- WHAT YOU WILL DO
Filter the data for lines with the word "values", then copy every line so identified.

- SUPPLIED INFORMATION
>> Start

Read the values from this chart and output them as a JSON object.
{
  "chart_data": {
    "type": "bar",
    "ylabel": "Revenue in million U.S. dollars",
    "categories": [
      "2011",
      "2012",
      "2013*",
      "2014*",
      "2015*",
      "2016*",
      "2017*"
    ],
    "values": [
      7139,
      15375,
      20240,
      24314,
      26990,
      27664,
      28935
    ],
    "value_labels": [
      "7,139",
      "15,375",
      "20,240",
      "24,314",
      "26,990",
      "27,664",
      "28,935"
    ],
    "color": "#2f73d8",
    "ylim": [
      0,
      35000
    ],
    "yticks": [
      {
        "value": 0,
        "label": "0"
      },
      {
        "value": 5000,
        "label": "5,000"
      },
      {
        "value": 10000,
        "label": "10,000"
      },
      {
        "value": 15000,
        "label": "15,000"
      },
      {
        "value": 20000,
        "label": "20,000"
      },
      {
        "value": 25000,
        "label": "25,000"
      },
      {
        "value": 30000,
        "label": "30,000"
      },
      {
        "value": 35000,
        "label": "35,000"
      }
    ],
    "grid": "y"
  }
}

>> End

- RESULT OF THE TASK
Read the values from this chart and output them as a JSON object.
    "values": [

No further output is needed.